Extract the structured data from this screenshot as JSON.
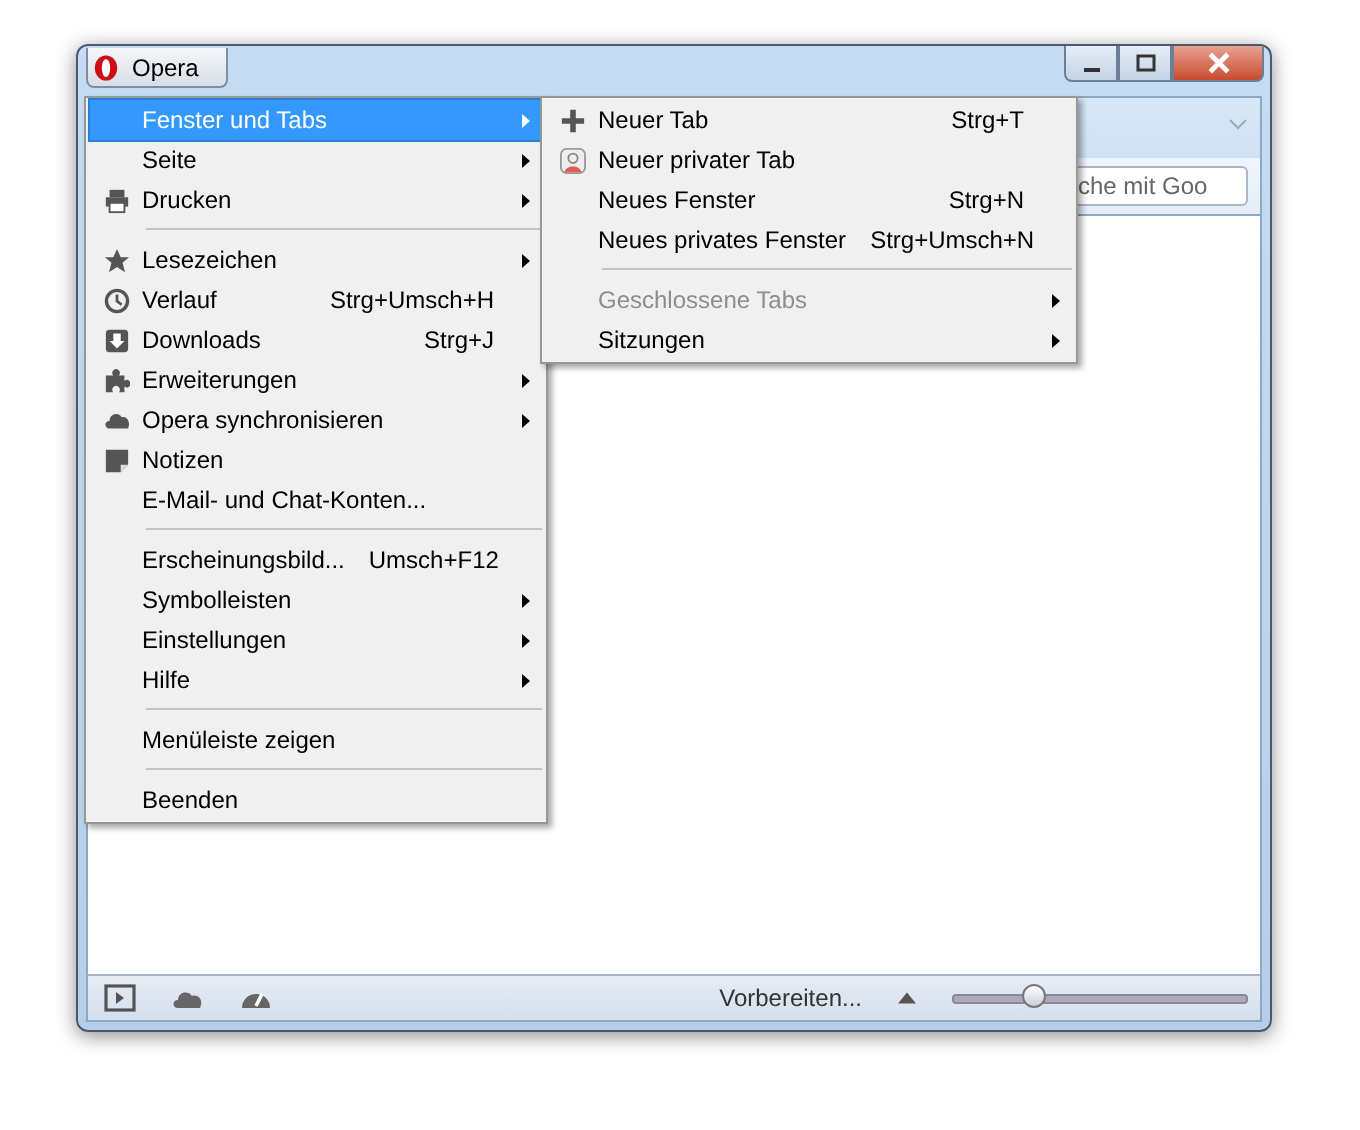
{
  "window": {
    "app_button": "Opera"
  },
  "toolbar": {
    "search": {
      "placeholder": "che mit Goo"
    }
  },
  "menu": {
    "items": [
      {
        "kind": "item",
        "label": "Fenster und Tabs",
        "submenu": true,
        "selected": true
      },
      {
        "kind": "item",
        "label": "Seite",
        "submenu": true,
        "selected": false
      },
      {
        "kind": "item",
        "label": "Drucken",
        "submenu": true,
        "selected": false
      },
      {
        "kind": "separator"
      },
      {
        "kind": "item",
        "label": "Lesezeichen",
        "submenu": true,
        "selected": false
      },
      {
        "kind": "item",
        "label": "Verlauf",
        "shortcut": "Strg+Umsch+H",
        "submenu": false,
        "selected": false
      },
      {
        "kind": "item",
        "label": "Downloads",
        "shortcut": "Strg+J",
        "submenu": false,
        "selected": false
      },
      {
        "kind": "item",
        "label": "Erweiterungen",
        "submenu": true,
        "selected": false
      },
      {
        "kind": "item",
        "label": "Opera synchronisieren",
        "submenu": true,
        "selected": false
      },
      {
        "kind": "item",
        "label": "Notizen",
        "submenu": false,
        "selected": false
      },
      {
        "kind": "item",
        "label": "E-Mail- und Chat-Konten...",
        "submenu": false,
        "selected": false
      },
      {
        "kind": "separator"
      },
      {
        "kind": "item",
        "label": "Erscheinungsbild...",
        "shortcut": "Umsch+F12",
        "submenu": false,
        "selected": false
      },
      {
        "kind": "item",
        "label": "Symbolleisten",
        "submenu": true,
        "selected": false
      },
      {
        "kind": "item",
        "label": "Einstellungen",
        "submenu": true,
        "selected": false
      },
      {
        "kind": "item",
        "label": "Hilfe",
        "submenu": true,
        "selected": false
      },
      {
        "kind": "separator"
      },
      {
        "kind": "item",
        "label": "Menüleiste zeigen",
        "submenu": false,
        "selected": false
      },
      {
        "kind": "separator"
      },
      {
        "kind": "item",
        "label": "Beenden",
        "submenu": false,
        "selected": false
      }
    ]
  },
  "submenu": {
    "items": [
      {
        "kind": "item",
        "label": "Neuer Tab",
        "shortcut": "Strg+T",
        "submenu": false,
        "disabled": false
      },
      {
        "kind": "item",
        "label": "Neuer privater Tab",
        "submenu": false,
        "disabled": false
      },
      {
        "kind": "item",
        "label": "Neues Fenster",
        "shortcut": "Strg+N",
        "submenu": false,
        "disabled": false
      },
      {
        "kind": "item",
        "label": "Neues privates Fenster",
        "shortcut": "Strg+Umsch+N",
        "submenu": false,
        "disabled": false
      },
      {
        "kind": "separator"
      },
      {
        "kind": "item",
        "label": "Geschlossene Tabs",
        "submenu": true,
        "disabled": true
      },
      {
        "kind": "item",
        "label": "Sitzungen",
        "submenu": true,
        "disabled": false
      }
    ]
  },
  "status_bar": {
    "text": "Vorbereiten...",
    "zoom": {
      "level": 0.28
    }
  }
}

* Problem to solve:
Gather all the lines that include the word "Neuer" and copy them out.

* Written answer:
        "label": "Neuer Tab",
        "label": "Neuer privater Tab",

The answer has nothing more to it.